_What the task requires:_ Go through the listing beneath this task and return every line that carries the string "distance".

_Extracted material:_
————————
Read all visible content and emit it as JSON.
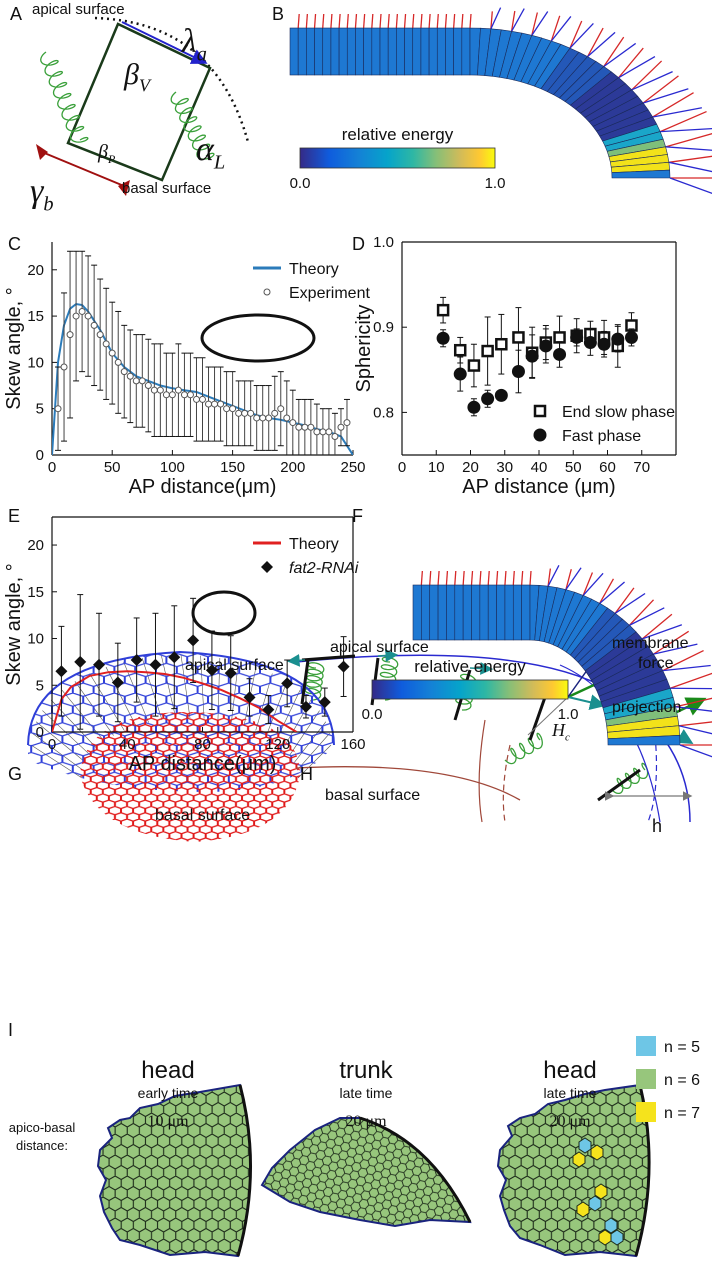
{
  "panels": {
    "labels": [
      "A",
      "B",
      "C",
      "D",
      "E",
      "F",
      "G",
      "H",
      "I"
    ]
  },
  "panel_a": {
    "apical": "apical surface",
    "basal": "basal surface",
    "symbols": [
      {
        "symbol": "λ",
        "sub": "a"
      },
      {
        "symbol": "β",
        "sub": "V"
      },
      {
        "symbol": "β",
        "sub": "P"
      },
      {
        "symbol": "α",
        "sub": "L"
      },
      {
        "symbol": "γ",
        "sub": "b"
      }
    ]
  },
  "energy_bars": [
    {
      "title": "relative energy",
      "min_label": "0.0",
      "max_label": "1.0"
    },
    {
      "title": "relative energy",
      "min_label": "0.0",
      "max_label": "1.0"
    }
  ],
  "chart_data": [
    {
      "type": "line",
      "xlabel": "AP distance(μm)",
      "ylabel": "Skew angle, °",
      "xlim": [
        0,
        250
      ],
      "ylim": [
        0,
        23
      ],
      "xticks": [
        0,
        50,
        100,
        150,
        200,
        250
      ],
      "yticks": [
        0,
        5,
        10,
        15,
        20
      ],
      "box": false,
      "legend_position": "upper right",
      "series": [
        {
          "name": "Theory",
          "type": "line",
          "color": "#2b7bba",
          "x": [
            0,
            5,
            10,
            15,
            20,
            25,
            30,
            40,
            50,
            60,
            70,
            80,
            90,
            100,
            110,
            120,
            130,
            140,
            150,
            160,
            170,
            180,
            190,
            200,
            210,
            220,
            230,
            240,
            250
          ],
          "values": [
            0,
            10,
            14,
            15.8,
            16.3,
            16.2,
            15.5,
            13.5,
            11,
            9.5,
            8.5,
            8,
            7.5,
            7.2,
            7,
            6.8,
            6.3,
            5.8,
            5.3,
            4.8,
            4.3,
            4,
            3.8,
            3.5,
            3.2,
            2.8,
            2.5,
            2,
            0
          ]
        },
        {
          "name": "Experiment",
          "type": "scatter",
          "marker": "circle-open",
          "color": "#555555",
          "x": [
            5,
            10,
            15,
            20,
            25,
            30,
            35,
            40,
            45,
            50,
            55,
            60,
            65,
            70,
            75,
            80,
            85,
            90,
            95,
            100,
            105,
            110,
            115,
            120,
            125,
            130,
            135,
            140,
            145,
            150,
            155,
            160,
            165,
            170,
            175,
            180,
            185,
            190,
            195,
            200,
            205,
            210,
            215,
            220,
            225,
            230,
            235,
            240,
            245
          ],
          "values": [
            5,
            9.5,
            13,
            15,
            15.5,
            15,
            14,
            13,
            12,
            11,
            10,
            9,
            8.5,
            8,
            8,
            7.5,
            7,
            7,
            6.5,
            6.5,
            7,
            6.5,
            6.5,
            6,
            6,
            5.5,
            5.5,
            5.5,
            5,
            5,
            4.5,
            4.5,
            4.5,
            4,
            4,
            4,
            4.5,
            5,
            4,
            3.5,
            3,
            3,
            3,
            2.5,
            2.5,
            2.5,
            2,
            3,
            3.5
          ],
          "errors": [
            4.5,
            8,
            9,
            7,
            6.5,
            6.5,
            6.5,
            6,
            6,
            5.5,
            5.5,
            5,
            5,
            5,
            5,
            5,
            5,
            5,
            4.5,
            4.5,
            5,
            4.5,
            4.5,
            4.5,
            4.5,
            4,
            4,
            4,
            4,
            4,
            3.5,
            3.5,
            3.5,
            3.5,
            3.5,
            3.5,
            4,
            4,
            4,
            3.5,
            3,
            3,
            3,
            3,
            2.5,
            2.5,
            2.5,
            2,
            2.5
          ]
        }
      ]
    },
    {
      "type": "scatter",
      "xlabel": "AP distance (μm)",
      "ylabel": "Sphericity",
      "xlim": [
        0,
        80
      ],
      "ylim": [
        0.75,
        1.0
      ],
      "xticks": [
        0,
        10,
        20,
        30,
        40,
        50,
        60,
        70
      ],
      "yticks": [
        0.8,
        0.9,
        {
          "value": 1,
          "label": "1.0"
        }
      ],
      "box": true,
      "legend_position": "lower right",
      "series": [
        {
          "name": "End slow phase",
          "type": "scatter",
          "marker": "square-open",
          "color": "#111111",
          "x": [
            12,
            17,
            21,
            25,
            29,
            34,
            38,
            42,
            46,
            51,
            55,
            59,
            63,
            67
          ],
          "values": [
            0.92,
            0.873,
            0.855,
            0.872,
            0.88,
            0.888,
            0.87,
            0.882,
            0.888,
            0.89,
            0.892,
            0.888,
            0.878,
            0.902
          ],
          "errors": [
            0.015,
            0.015,
            0.025,
            0.04,
            0.035,
            0.035,
            0.03,
            0.02,
            0.025,
            0.02,
            0.015,
            0.02,
            0.025,
            0.015
          ]
        },
        {
          "name": "Fast phase",
          "type": "scatter",
          "marker": "circle",
          "color": "#111111",
          "x": [
            12,
            17,
            21,
            25,
            29,
            34,
            38,
            42,
            46,
            51,
            55,
            59,
            63,
            67
          ],
          "values": [
            0.887,
            0.845,
            0.806,
            0.816,
            0.82,
            0.848,
            0.866,
            0.878,
            0.868,
            0.888,
            0.882,
            0.88,
            0.886,
            0.888
          ],
          "errors": [
            0.01,
            0.02,
            0.01,
            0.01,
            0.005,
            0.025,
            0.025,
            0.02,
            0.015,
            0.01,
            0.015,
            0.015,
            0.015,
            0.01
          ]
        }
      ]
    },
    {
      "type": "line",
      "xlabel": "AP distance(μm)",
      "ylabel": "Skew angle, °",
      "xlim": [
        0,
        160
      ],
      "ylim": [
        0,
        23
      ],
      "xticks": [
        0,
        40,
        80,
        120,
        160
      ],
      "yticks": [
        0,
        5,
        10,
        15,
        20
      ],
      "box": true,
      "legend_position": "upper right",
      "series": [
        {
          "name": "Theory",
          "type": "line",
          "color": "#e02020",
          "x": [
            0,
            5,
            10,
            20,
            30,
            40,
            50,
            60,
            70,
            80,
            90,
            100,
            110,
            120,
            130
          ],
          "values": [
            0,
            3.5,
            4.8,
            6,
            6.4,
            6.5,
            6.4,
            6.2,
            5.8,
            5.2,
            4.5,
            3.6,
            2.6,
            1.2,
            0
          ]
        },
        {
          "name": "fat2-RNAi",
          "type": "scatter",
          "marker": "diamond",
          "color": "#111111",
          "font_style": "italic",
          "x": [
            5,
            15,
            25,
            35,
            45,
            55,
            65,
            75,
            85,
            95,
            105,
            115,
            125,
            135,
            145,
            155
          ],
          "values": [
            6.5,
            7.5,
            7.2,
            5.3,
            7.7,
            7.2,
            8,
            9.8,
            6.6,
            6.3,
            3.7,
            2.4,
            5.2,
            2.7,
            3.2,
            7
          ],
          "errors": [
            4.8,
            7.2,
            5.5,
            4.2,
            4.5,
            5.5,
            5.5,
            4.5,
            4.2,
            4,
            2,
            1.5,
            2.5,
            1.2,
            1.5,
            3.2
          ]
        }
      ]
    }
  ],
  "panel_g": {
    "apical": "apical surface",
    "basal": "basal surface"
  },
  "panel_h": {
    "apical": "apical surface",
    "basal": "basal surface",
    "force": "membrane",
    "force2": "force",
    "projection": "projection",
    "hc": {
      "symbol": "H",
      "sub": "c"
    },
    "h": "h"
  },
  "panel_i": {
    "row_label": "apico-basal",
    "row_label2": "distance:",
    "columns": [
      {
        "region": "head",
        "time": "early time",
        "distance": "10 μm"
      },
      {
        "region": "trunk",
        "time": "late time",
        "distance": "20 μm"
      },
      {
        "region": "head",
        "time": "late time",
        "distance": "20 μm"
      }
    ],
    "legend": [
      {
        "label": "n = 5",
        "color": "#6ec6e6"
      },
      {
        "label": "n = 6",
        "color": "#97c67c"
      },
      {
        "label": "n = 7",
        "color": "#f5e31c"
      }
    ]
  }
}
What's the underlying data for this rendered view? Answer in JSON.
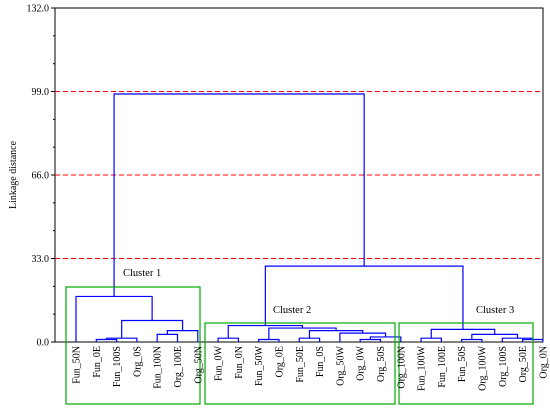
{
  "chart_data": {
    "type": "dendrogram",
    "ylabel": "Linkage distance",
    "ylim": [
      0,
      132
    ],
    "yticks": [
      "0.0",
      "33.0",
      "66.0",
      "99.0",
      "132.0"
    ],
    "reference_lines": [
      33,
      66,
      99
    ],
    "reference_line_color": "#ff0000",
    "link_color": "#0000ff",
    "cluster_box_color": "#00aa00",
    "leaves": [
      "Fun_50N",
      "Fun_0E",
      "Fun_100S",
      "Org_0S",
      "Fun_100N",
      "Org_100E",
      "Org_50N",
      "Fun_0W",
      "Fun_0N",
      "Fun_50W",
      "Org_0E",
      "Fun_50E",
      "Fun_0S",
      "Org_50W",
      "Org_0W",
      "Org_50S",
      "Org_100N",
      "Fun_100W",
      "Fun_100E",
      "Fun_50S",
      "Org_100W",
      "Org_100S",
      "Org_50E",
      "Org_0N"
    ],
    "merges": [
      {
        "a": {
          "leaf": 1
        },
        "b": {
          "leaf": 2
        },
        "h": 1
      },
      {
        "a": {
          "node": 0
        },
        "b": {
          "leaf": 3
        },
        "h": 1.5
      },
      {
        "a": {
          "leaf": 4
        },
        "b": {
          "leaf": 5
        },
        "h": 3
      },
      {
        "a": {
          "node": 2
        },
        "b": {
          "leaf": 6
        },
        "h": 4.5
      },
      {
        "a": {
          "node": 1
        },
        "b": {
          "node": 3
        },
        "h": 8.5
      },
      {
        "a": {
          "leaf": 0
        },
        "b": {
          "node": 4
        },
        "h": 18
      },
      {
        "a": {
          "leaf": 7
        },
        "b": {
          "leaf": 8
        },
        "h": 1.5
      },
      {
        "a": {
          "leaf": 9
        },
        "b": {
          "leaf": 10
        },
        "h": 1
      },
      {
        "a": {
          "leaf": 11
        },
        "b": {
          "leaf": 12
        },
        "h": 1.5
      },
      {
        "a": {
          "leaf": 14
        },
        "b": {
          "leaf": 15
        },
        "h": 1
      },
      {
        "a": {
          "node": 9
        },
        "b": {
          "leaf": 16
        },
        "h": 2
      },
      {
        "a": {
          "leaf": 13
        },
        "b": {
          "node": 10
        },
        "h": 3.5
      },
      {
        "a": {
          "node": 8
        },
        "b": {
          "node": 11
        },
        "h": 4.5
      },
      {
        "a": {
          "node": 7
        },
        "b": {
          "node": 12
        },
        "h": 5.5
      },
      {
        "a": {
          "node": 6
        },
        "b": {
          "node": 13
        },
        "h": 6.5
      },
      {
        "a": {
          "leaf": 17
        },
        "b": {
          "leaf": 18
        },
        "h": 1.5
      },
      {
        "a": {
          "leaf": 19
        },
        "b": {
          "leaf": 20
        },
        "h": 1
      },
      {
        "a": {
          "leaf": 22
        },
        "b": {
          "leaf": 23
        },
        "h": 1
      },
      {
        "a": {
          "leaf": 21
        },
        "b": {
          "node": 17
        },
        "h": 1.5
      },
      {
        "a": {
          "node": 16
        },
        "b": {
          "node": 18
        },
        "h": 3
      },
      {
        "a": {
          "node": 15
        },
        "b": {
          "node": 19
        },
        "h": 5
      },
      {
        "a": {
          "node": 14
        },
        "b": {
          "node": 20
        },
        "h": 30
      },
      {
        "a": {
          "node": 5
        },
        "b": {
          "node": 21
        },
        "h": 98
      }
    ],
    "clusters": [
      {
        "label": "Cluster 1",
        "first_leaf": 0,
        "last_leaf": 6
      },
      {
        "label": "Cluster 2",
        "first_leaf": 7,
        "last_leaf": 16
      },
      {
        "label": "Cluster 3",
        "first_leaf": 17,
        "last_leaf": 23
      }
    ]
  }
}
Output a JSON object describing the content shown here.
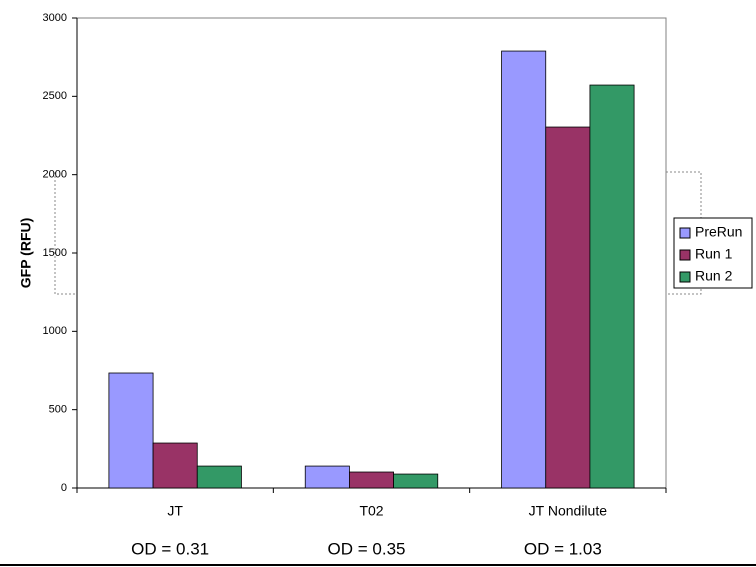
{
  "chart_data": {
    "type": "bar",
    "y_label": "GFP (RFU)",
    "categories": [
      "JT",
      "T02",
      "JT Nondilute"
    ],
    "annotations": [
      "OD = 0.31",
      "OD = 0.35",
      "OD = 1.03"
    ],
    "series": [
      {
        "name": "PreRun",
        "color": "#9999ff",
        "values": [
          734,
          140,
          2789
        ]
      },
      {
        "name": "Run 1",
        "color": "#993366",
        "values": [
          287,
          102,
          2304
        ]
      },
      {
        "name": "Run 2",
        "color": "#339966",
        "values": [
          140,
          89,
          2572
        ]
      }
    ],
    "ylim": [
      0,
      3000
    ],
    "yticks": [
      0,
      500,
      1000,
      1500,
      2000,
      2500,
      3000
    ],
    "legend": "right"
  }
}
————————
_Solution for this problem:_
      "xlabel": "AP distance(μm)",
      "xlabel": "AP distance (μm)",
      "xlabel": "AP distance(μm)",
    "row_label2": "distance:",
        "distance": "10 μm"
        "distance": "20 μm"
        "distance": "20 μm"
    "ylabel": "Linkage distance",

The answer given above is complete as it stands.